BRANO PROPOSTO:
^^^^^^^^^^^^^^^^

Prendetevi tutti i canti popolari di identificazione e di orgoglio che hanno a che fare con la solidarietà. Il popolo è sempre uno. Quale popolo? È il popolo di cui fai parte tu e di cui facciamo parte tutti. L’umanità è una sola. Persino se ci sono confini (nella mente di alcuni le condizioni del mondo sono ancora arretrate), la gente di là è la stessa della gente di qua. È il popolo, che vuole pace, giustizia e – quando c’è un po’ di smobilitazione dalla celebrazione del popolo in quanto luogo giusto per proteggere ed essere protetti – fare l’amore.

In questa versione, che è stata sul punto di prevalere, dopo la Seconda guerra mondiale e la fondazione dell’Unione europea, “popolo” significa noi. Popolo non è chi chiede o chi implora. E non è chi serve e obbedisce. Popolo è chi dignitosamente si definisce (noi, tutti insieme, che mandiamo avanti la baracca) consapevole del suo peso e del suo valore, e parla (nelle canzoni popolari e nelle poesie della cultura alta) come chi sa che deve essere rispettato.

Un popolo non è i popoli perché non ha nessuno a cui fare la guerra, nessuno da far soffrire, nessuno da mettere sotto, nessuno da servire, nessuno da abbandonare, respingere o disprezzare.

A volte si dice, come nella grande marcia del G8 (2001) “A nome di tutti i popoli”. Quella frase ammette la lontananza ma non la differenza, e non intende altro che inclusione. È vero che la frase “proletari di tutto il mondo unitevi” si è sprigionata, nell’altro secolo, come canto di guerra (guerra di classe). Ma la persuasione e la motivazione di fondo era la stessa: una sola gente, un solo popolo, e bisognava, semmai, liberarsi da chi ci divide per interessi propri. Il grido, benché guerresco, invocava inclusione. L’inclusione è il vivere insieme.

I concetti di globalismo o mondialismo come opposti alle frontiere e dunque come apparente invito a una collaborazione universale, è un rovesciamento del gioco. Sono cambiate le modalità dei profitti e degli incassi, e “mondializzazione” va bene per pagare dovunque un po’ meno e tener ferma la gente abbassando l’orizzonte del mondo che si fonda di nuovo sull’esclusione.

^^^^^^^^^^^^^^^^

COMPITI ED ESERCIZI:
a: Nel brano sul popolo, quale frase viene ricordata a proposito della grande marcia del G8 del 2001?
b: Ricopia dal brano sul popolo il passo che va da "A volte si dice, come" fino a "il vivere insieme." incluso.
Le voci riportate qui sono materiale a parte, distinto dal brano sul popolo.

RIGHE DI DATI:
^^^^^^^^^^^^^^^^

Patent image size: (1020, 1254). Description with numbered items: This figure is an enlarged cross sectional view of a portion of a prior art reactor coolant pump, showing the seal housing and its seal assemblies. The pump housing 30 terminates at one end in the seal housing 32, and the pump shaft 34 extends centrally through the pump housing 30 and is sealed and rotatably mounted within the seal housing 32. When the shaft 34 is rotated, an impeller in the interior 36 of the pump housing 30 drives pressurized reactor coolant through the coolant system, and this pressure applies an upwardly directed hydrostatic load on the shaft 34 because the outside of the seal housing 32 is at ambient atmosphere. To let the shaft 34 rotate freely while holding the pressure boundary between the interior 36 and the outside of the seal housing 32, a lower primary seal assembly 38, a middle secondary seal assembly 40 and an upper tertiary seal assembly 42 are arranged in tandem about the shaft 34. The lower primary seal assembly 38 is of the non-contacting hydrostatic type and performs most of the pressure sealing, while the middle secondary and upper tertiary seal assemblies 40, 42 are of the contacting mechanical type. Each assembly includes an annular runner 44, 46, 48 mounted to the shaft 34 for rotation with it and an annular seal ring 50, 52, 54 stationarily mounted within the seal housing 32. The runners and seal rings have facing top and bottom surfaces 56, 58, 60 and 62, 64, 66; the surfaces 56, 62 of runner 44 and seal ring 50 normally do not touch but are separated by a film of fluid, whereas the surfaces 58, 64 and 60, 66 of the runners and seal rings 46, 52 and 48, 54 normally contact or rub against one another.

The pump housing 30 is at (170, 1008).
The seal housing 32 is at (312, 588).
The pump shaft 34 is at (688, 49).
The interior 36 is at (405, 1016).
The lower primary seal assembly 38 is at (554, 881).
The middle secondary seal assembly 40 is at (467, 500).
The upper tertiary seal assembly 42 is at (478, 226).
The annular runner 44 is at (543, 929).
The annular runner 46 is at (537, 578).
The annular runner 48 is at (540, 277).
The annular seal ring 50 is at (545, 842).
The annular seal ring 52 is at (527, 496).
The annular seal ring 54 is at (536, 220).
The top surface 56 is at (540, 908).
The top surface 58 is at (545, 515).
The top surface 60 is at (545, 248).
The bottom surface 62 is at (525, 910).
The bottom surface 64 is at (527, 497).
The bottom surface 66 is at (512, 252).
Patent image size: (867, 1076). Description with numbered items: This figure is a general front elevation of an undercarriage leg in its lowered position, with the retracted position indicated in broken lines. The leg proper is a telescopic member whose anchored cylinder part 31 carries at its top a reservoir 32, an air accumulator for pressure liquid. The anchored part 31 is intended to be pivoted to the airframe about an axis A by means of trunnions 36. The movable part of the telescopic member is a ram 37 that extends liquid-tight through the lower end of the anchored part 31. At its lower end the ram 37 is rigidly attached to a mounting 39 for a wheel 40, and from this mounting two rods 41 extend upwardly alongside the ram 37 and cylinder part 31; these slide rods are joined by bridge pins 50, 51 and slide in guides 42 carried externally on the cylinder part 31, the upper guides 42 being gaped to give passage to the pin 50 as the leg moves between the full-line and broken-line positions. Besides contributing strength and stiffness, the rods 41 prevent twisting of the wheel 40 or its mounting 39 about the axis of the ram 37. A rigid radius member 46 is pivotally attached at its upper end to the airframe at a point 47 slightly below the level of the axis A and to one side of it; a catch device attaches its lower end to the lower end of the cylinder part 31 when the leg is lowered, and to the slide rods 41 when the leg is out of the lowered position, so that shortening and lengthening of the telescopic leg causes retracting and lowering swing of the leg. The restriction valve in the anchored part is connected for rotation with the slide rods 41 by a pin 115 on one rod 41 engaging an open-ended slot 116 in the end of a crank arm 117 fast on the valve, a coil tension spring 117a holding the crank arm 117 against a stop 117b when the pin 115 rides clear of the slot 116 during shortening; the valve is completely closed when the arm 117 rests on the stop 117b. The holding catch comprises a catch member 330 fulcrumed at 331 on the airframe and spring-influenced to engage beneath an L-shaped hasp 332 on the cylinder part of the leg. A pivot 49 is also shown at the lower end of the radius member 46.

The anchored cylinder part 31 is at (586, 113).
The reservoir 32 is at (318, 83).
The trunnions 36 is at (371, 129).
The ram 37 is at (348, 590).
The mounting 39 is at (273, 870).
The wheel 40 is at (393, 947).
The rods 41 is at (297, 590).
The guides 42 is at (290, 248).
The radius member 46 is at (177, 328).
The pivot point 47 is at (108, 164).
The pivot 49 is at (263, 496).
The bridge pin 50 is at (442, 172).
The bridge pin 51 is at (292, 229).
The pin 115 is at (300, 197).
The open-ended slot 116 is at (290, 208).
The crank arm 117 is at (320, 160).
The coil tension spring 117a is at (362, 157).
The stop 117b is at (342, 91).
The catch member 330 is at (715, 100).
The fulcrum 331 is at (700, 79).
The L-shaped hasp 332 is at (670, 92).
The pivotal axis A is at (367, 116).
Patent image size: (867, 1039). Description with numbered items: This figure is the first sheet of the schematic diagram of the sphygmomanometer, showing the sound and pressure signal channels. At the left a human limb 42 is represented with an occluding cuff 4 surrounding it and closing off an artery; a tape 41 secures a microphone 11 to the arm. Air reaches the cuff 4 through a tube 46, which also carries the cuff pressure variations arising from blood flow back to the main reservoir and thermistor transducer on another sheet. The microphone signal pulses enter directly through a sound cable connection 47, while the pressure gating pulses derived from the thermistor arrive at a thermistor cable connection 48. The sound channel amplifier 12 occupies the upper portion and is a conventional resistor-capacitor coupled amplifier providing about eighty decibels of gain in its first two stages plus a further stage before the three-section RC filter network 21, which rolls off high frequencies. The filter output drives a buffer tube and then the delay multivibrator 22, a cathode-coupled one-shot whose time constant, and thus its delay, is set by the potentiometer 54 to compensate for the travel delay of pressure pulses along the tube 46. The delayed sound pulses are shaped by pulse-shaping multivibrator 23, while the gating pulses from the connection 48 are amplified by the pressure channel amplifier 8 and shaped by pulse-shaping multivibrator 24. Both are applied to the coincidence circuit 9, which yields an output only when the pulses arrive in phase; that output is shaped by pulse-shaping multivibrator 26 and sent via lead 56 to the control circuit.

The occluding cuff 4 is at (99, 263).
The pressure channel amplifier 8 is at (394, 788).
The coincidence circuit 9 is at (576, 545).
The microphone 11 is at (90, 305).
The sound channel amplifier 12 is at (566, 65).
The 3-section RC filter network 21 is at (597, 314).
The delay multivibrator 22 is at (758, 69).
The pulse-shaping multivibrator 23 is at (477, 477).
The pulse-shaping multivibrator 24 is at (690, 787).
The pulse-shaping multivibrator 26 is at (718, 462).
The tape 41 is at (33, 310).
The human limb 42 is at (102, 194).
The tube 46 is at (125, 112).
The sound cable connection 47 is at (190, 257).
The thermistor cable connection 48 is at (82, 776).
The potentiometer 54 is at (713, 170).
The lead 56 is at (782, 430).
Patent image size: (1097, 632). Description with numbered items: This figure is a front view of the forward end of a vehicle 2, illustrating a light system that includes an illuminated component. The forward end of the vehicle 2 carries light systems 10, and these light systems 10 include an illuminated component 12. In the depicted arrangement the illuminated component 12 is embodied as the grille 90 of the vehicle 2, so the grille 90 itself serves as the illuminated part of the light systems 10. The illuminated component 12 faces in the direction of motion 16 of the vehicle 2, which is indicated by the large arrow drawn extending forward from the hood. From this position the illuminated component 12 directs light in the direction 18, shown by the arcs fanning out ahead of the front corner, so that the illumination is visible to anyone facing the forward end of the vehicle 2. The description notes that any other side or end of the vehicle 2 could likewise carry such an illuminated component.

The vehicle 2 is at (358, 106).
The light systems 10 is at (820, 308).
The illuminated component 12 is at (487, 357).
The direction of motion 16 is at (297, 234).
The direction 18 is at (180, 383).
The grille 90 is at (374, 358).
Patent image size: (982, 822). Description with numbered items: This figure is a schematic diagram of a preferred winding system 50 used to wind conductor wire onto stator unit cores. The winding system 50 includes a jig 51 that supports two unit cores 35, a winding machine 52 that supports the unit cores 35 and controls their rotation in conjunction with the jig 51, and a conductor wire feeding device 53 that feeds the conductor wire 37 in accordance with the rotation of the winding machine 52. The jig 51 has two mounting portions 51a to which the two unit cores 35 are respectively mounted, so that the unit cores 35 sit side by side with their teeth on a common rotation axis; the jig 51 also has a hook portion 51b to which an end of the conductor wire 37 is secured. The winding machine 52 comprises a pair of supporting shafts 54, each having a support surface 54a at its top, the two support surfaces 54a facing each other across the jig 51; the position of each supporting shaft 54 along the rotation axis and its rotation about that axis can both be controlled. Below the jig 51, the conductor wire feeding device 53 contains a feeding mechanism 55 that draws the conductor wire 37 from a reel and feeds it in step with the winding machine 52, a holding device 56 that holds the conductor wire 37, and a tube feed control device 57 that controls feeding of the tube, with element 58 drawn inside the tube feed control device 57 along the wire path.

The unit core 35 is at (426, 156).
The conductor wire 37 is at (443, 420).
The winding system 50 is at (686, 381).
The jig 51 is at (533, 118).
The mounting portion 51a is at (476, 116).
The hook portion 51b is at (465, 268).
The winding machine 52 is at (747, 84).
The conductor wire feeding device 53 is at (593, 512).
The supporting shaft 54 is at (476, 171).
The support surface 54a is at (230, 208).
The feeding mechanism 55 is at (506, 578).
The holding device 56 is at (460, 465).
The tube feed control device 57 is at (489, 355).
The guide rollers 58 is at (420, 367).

^^^^^^^^^^^^^^^^

RISULTATI:
a: "A nome di tutti i popoli".

b:
A volte si dice, come nella grande marcia del G8 (2001) “A nome di tutti i popoli”. Quella frase ammette la lontananza ma non la differenza, e non intende altro che inclusione. È vero che la frase “proletari di tutto il mondo unitevi” si è sprigionata, nell’altro secolo, come canto di guerra (guerra di classe). Ma la persuasione e la motivazione di fondo era la stessa: una sola gente, un solo popolo, e bisognava, semmai, liberarsi da chi ci divide per interessi propri. Il grido, benché guerresco, invocava inclusione. L’inclusione è il vivere insieme.